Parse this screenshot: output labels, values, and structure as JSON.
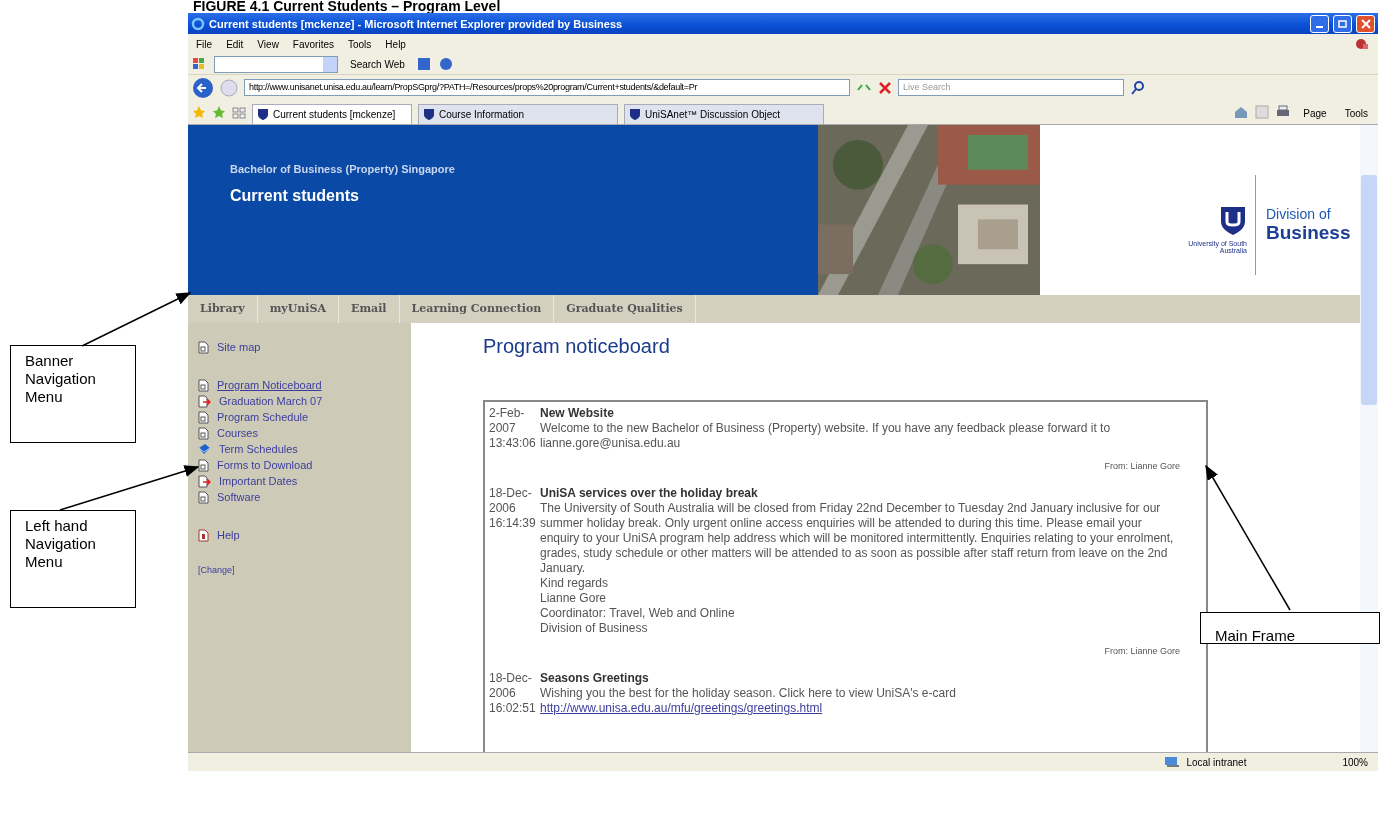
{
  "caption": "FIGURE 4.1 Current Students – Program Level",
  "window": {
    "title": "Current students [mckenze] - Microsoft Internet Explorer provided by Business"
  },
  "menu": [
    "File",
    "Edit",
    "View",
    "Favorites",
    "Tools",
    "Help"
  ],
  "toolbar": {
    "search_button": "Search Web"
  },
  "address": {
    "value": "http://www.unisanet.unisa.edu.au/learn/PropSGprg/?PATH=/Resources/props%20program/Current+students/&default=Pr"
  },
  "search": {
    "placeholder": "Live Search"
  },
  "tabs": [
    {
      "label": "Current students [mckenze]",
      "selected": true
    },
    {
      "label": "Course Information",
      "selected": false
    },
    {
      "label": "UniSAnet™ Discussion Object",
      "selected": false
    }
  ],
  "command_bar": [
    "Page",
    "Tools"
  ],
  "banner": {
    "subtitle": "Bachelor of Business (Property) Singapore",
    "title": "Current students",
    "logo_text": "University of South Australia",
    "division": "Division of",
    "division_name": "Business"
  },
  "banner_nav": [
    "Library",
    "myUniSA",
    "Email",
    "Learning Connection",
    "Graduate Qualities"
  ],
  "sidebar": {
    "groups": [
      [
        {
          "label": "Site map",
          "kind": "page",
          "selected": false
        }
      ],
      [
        {
          "label": "Program Noticeboard",
          "kind": "page",
          "selected": true
        },
        {
          "label": "Graduation March 07",
          "kind": "redirect",
          "selected": false
        },
        {
          "label": "Program Schedule",
          "kind": "page",
          "selected": false
        },
        {
          "label": "Courses",
          "kind": "page",
          "selected": false
        },
        {
          "label": "Term Schedules",
          "kind": "book",
          "selected": false
        },
        {
          "label": "Forms to Download",
          "kind": "page",
          "selected": false
        },
        {
          "label": "Important Dates",
          "kind": "redirect",
          "selected": false
        },
        {
          "label": "Software",
          "kind": "page",
          "selected": false
        }
      ],
      [
        {
          "label": "Help",
          "kind": "help",
          "selected": false
        }
      ]
    ],
    "change": "[Change]"
  },
  "main": {
    "heading": "Program noticeboard",
    "notices": [
      {
        "date": [
          "2-Feb-",
          "2007",
          "13:43:06"
        ],
        "title": "New Website",
        "paragraphs": [
          "Welcome to the new Bachelor of Business (Property) website. If you have any feedback please forward it to lianne.gore@unisa.edu.au"
        ],
        "from": "From: Lianne Gore"
      },
      {
        "date": [
          "18-Dec-",
          "2006",
          "16:14:39"
        ],
        "title": "UniSA services over the holiday break",
        "paragraphs": [
          "The University of South Australia will be closed from Friday 22nd December to Tuesday 2nd January inclusive for our summer holiday break. Only urgent online access enquiries will be attended to during this time. Please email your enquiry to your UniSA program help address which will be monitored intermittently. Enquiries relating to your enrolment, grades, study schedule or other matters will be attended to as soon as possible after staff return from leave on the 2nd January.",
          "Kind regards",
          "Lianne Gore",
          "Coordinator: Travel, Web and Online",
          "Division of Business"
        ],
        "from": "From: Lianne Gore"
      },
      {
        "date": [
          "18-Dec-",
          "2006",
          "16:02:51"
        ],
        "title": "Seasons Greetings",
        "paragraphs": [
          "Wishing you the best for the holiday season. Click here to view UniSA's e-card"
        ],
        "link": "http://www.unisa.edu.au/mfu/greetings/greetings.html"
      }
    ]
  },
  "status_bar": {
    "zone": "Local intranet",
    "zoom": "100%"
  },
  "annotations": [
    "Banner Navigation Menu",
    "Left hand Navigation Menu",
    "Main Frame"
  ]
}
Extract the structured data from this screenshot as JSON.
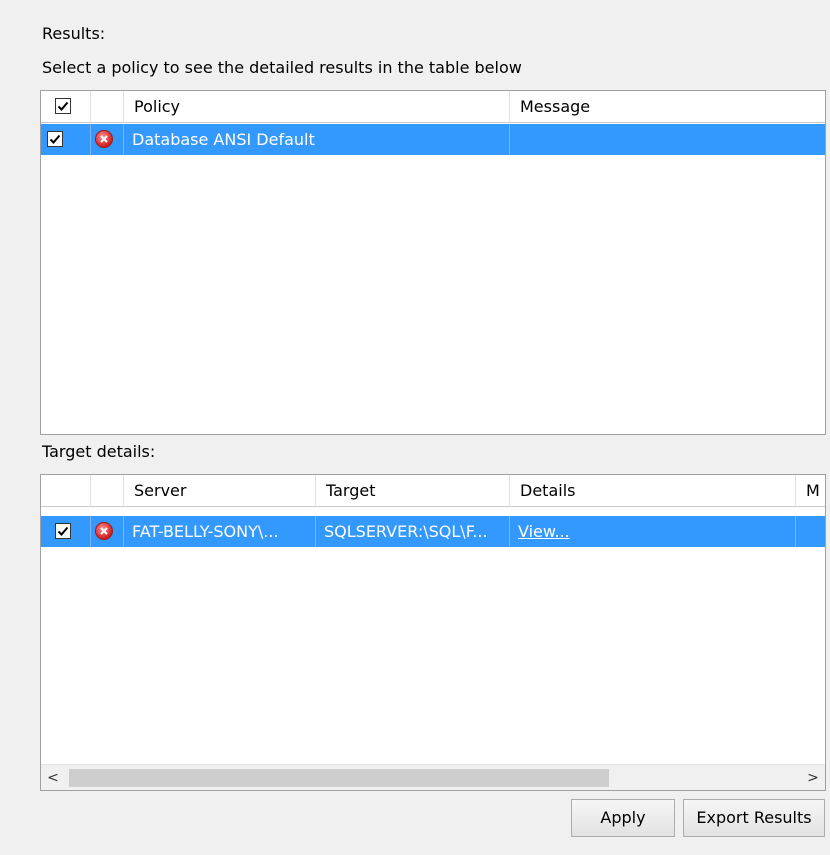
{
  "results_label": "Results:",
  "instruction": "Select a policy to see the detailed results in the table below",
  "policy_table": {
    "columns": [
      "",
      "",
      "Policy",
      "Message"
    ],
    "rows": [
      {
        "checked": true,
        "status": "error-icon",
        "policy": "Database ANSI Default",
        "message": ""
      }
    ]
  },
  "target_label": "Target details:",
  "target_table": {
    "columns": [
      "",
      "",
      "Server",
      "Target",
      "Details",
      "M"
    ],
    "rows": [
      {
        "checked": true,
        "status": "error-icon",
        "server": "FAT-BELLY-SONY\\...",
        "target": "SQLSERVER:\\SQL\\F...",
        "details": "View...",
        "m": ""
      }
    ]
  },
  "scroll": {
    "left_arrow": "<",
    "right_arrow": ">"
  },
  "buttons": {
    "apply": "Apply",
    "export": "Export Results"
  },
  "colors": {
    "selection": "#3399ff",
    "error": "#d02020"
  }
}
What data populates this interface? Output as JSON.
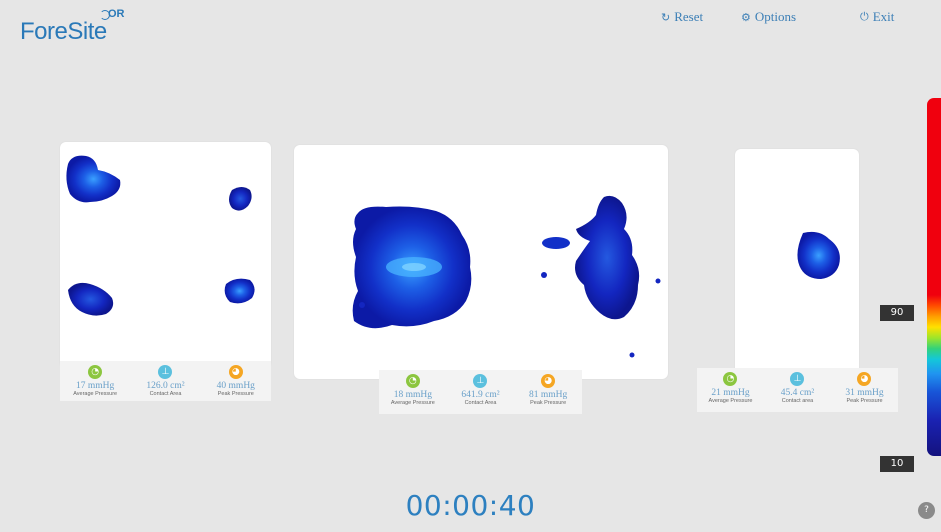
{
  "brand": {
    "name": "ForeSite",
    "badge": "OR"
  },
  "toolbar": {
    "reset": {
      "icon": "refresh-icon",
      "label": "Reset"
    },
    "options": {
      "icon": "gear-icon",
      "label": "Options"
    },
    "exit": {
      "icon": "power-icon",
      "label": "Exit"
    }
  },
  "zones": [
    {
      "avg": "17 mmHg",
      "avg_label": "Average Pressure",
      "area": "126.0 cm²",
      "area_label": "Contact Area",
      "peak": "40 mmHg",
      "peak_label": "Peak Pressure"
    },
    {
      "avg": "18 mmHg",
      "avg_label": "Average Pressure",
      "area": "641.9 cm²",
      "area_label": "Contact Area",
      "peak": "81 mmHg",
      "peak_label": "Peak Pressure"
    },
    {
      "avg": "21 mmHg",
      "avg_label": "Average Pressure",
      "area": "45.4 cm²",
      "area_label": "Contact area",
      "peak": "31 mmHg",
      "peak_label": "Peak Pressure"
    }
  ],
  "timer": "00:00:40",
  "scale": {
    "upper": "90",
    "lower": "10"
  },
  "colors": {
    "accent": "#2d80c0",
    "avg_icon": "#8cc63f",
    "area_icon": "#5bc0de",
    "peak_icon": "#f5a623"
  }
}
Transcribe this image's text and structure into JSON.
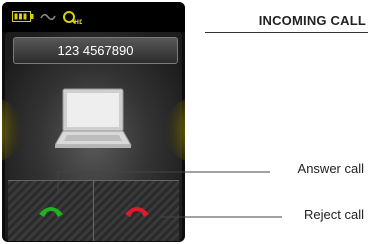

Exercise task: Reproduce the listing above from the line that contains "What data populates" through its final line, exactly and with nothing added. Omit the images.

Solution for this task:
What data populates this interface? Output as JSON.
{
  "brand": {
    "name": "ForeSite",
    "badge": "OR"
  },
  "toolbar": {
    "reset": {
      "icon": "refresh-icon",
      "label": "Reset"
    },
    "options": {
      "icon": "gear-icon",
      "label": "Options"
    },
    "exit": {
      "icon": "power-icon",
      "label": "Exit"
    }
  },
  "zones": [
    {
      "avg": "17 mmHg",
      "avg_label": "Average Pressure",
      "area": "126.0 cm²",
      "area_label": "Contact Area",
      "peak": "40 mmHg",
      "peak_label": "Peak Pressure"
    },
    {
      "avg": "18 mmHg",
      "avg_label": "Average Pressure",
      "area": "641.9 cm²",
      "area_label": "Contact Area",
      "peak": "81 mmHg",
      "peak_label": "Peak Pressure"
    },
    {
      "avg": "21 mmHg",
      "avg_label": "Average Pressure",
      "area": "45.4 cm²",
      "area_label": "Contact area",
      "peak": "31 mmHg",
      "peak_label": "Peak Pressure"
    }
  ],
  "timer": "00:00:40",
  "scale": {
    "upper": "90",
    "lower": "10"
  },
  "colors": {
    "accent": "#2d80c0",
    "avg_icon": "#8cc63f",
    "area_icon": "#5bc0de",
    "peak_icon": "#f5a623"
  }
}
Transcribe this image's text and structure into JSON.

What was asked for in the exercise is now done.